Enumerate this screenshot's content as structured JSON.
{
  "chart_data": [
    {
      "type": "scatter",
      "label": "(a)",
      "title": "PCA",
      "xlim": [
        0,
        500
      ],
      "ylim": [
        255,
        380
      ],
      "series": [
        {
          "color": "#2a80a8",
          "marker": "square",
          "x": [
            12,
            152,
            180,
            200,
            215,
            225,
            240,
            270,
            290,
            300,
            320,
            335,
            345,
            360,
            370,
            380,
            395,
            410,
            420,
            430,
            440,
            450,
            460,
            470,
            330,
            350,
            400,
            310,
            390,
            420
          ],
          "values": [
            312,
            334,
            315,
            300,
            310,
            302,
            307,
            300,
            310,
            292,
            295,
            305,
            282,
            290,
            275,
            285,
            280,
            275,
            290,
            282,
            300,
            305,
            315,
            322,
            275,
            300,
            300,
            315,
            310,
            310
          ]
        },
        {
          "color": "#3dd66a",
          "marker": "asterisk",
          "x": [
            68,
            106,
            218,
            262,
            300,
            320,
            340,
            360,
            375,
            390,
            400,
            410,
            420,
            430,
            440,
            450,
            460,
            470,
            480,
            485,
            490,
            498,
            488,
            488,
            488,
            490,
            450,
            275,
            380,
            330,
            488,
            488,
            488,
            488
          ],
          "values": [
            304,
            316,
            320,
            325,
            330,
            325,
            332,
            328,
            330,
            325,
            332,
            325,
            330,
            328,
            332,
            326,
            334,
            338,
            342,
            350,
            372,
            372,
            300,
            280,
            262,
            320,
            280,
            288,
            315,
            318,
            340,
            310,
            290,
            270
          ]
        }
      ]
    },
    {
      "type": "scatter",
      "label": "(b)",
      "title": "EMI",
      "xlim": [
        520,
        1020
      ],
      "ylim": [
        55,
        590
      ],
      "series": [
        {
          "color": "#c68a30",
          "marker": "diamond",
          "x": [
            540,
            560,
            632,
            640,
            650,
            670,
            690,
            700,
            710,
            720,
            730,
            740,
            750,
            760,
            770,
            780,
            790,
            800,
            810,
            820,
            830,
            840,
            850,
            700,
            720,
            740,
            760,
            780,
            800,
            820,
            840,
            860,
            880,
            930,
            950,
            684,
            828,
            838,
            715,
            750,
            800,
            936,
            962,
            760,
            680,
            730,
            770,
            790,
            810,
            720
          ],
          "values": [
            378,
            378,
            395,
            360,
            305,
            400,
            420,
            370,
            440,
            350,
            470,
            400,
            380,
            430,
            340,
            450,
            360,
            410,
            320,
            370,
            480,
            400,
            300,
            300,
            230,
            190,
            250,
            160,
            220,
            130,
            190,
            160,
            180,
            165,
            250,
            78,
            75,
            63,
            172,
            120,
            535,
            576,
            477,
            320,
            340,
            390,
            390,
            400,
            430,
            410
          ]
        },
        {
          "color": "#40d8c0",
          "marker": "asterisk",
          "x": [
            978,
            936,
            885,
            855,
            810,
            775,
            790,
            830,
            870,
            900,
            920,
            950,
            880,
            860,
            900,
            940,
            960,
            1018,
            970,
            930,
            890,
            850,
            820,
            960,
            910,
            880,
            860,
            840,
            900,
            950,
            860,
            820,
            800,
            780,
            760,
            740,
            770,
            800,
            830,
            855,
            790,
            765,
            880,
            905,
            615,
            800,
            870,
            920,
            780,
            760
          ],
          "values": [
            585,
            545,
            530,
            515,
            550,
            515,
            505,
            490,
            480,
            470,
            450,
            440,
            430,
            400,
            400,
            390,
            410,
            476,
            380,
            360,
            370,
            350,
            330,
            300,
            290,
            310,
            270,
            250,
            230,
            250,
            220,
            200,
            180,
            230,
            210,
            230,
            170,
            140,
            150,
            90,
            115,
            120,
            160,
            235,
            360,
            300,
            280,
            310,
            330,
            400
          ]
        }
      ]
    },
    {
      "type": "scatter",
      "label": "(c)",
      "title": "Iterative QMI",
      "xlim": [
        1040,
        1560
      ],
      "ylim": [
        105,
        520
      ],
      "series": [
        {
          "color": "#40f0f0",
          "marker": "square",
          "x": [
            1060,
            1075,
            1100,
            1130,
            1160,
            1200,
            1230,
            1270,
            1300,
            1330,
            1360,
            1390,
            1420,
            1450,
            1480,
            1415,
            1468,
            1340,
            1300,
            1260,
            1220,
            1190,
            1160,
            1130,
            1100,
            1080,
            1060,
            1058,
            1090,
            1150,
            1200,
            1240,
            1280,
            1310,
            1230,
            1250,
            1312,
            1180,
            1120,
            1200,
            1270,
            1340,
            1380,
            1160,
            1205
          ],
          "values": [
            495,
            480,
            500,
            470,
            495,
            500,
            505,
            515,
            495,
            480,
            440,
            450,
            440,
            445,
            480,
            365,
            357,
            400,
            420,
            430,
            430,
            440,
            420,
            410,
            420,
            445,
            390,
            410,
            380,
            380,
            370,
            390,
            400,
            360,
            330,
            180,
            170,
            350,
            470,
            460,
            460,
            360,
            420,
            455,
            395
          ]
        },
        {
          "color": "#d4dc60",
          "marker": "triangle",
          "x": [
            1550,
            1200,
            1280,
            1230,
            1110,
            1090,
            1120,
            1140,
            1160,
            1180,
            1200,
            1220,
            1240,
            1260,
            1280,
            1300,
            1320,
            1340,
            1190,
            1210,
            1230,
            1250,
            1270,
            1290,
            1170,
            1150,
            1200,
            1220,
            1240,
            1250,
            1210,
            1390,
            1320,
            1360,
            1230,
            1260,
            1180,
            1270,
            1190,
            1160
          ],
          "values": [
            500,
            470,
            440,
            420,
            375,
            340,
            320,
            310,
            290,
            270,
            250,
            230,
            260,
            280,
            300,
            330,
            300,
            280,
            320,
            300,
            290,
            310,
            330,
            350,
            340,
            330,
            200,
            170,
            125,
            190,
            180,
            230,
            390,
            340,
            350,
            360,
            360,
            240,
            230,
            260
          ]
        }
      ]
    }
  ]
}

================

(WHAT YOU NEED TO DO) Filter the records for lines holding the string "title". Copy each one.

(ANSWER)
      "title": "PCA",
      "title": "EMI",
      "title": "Iterative QMI",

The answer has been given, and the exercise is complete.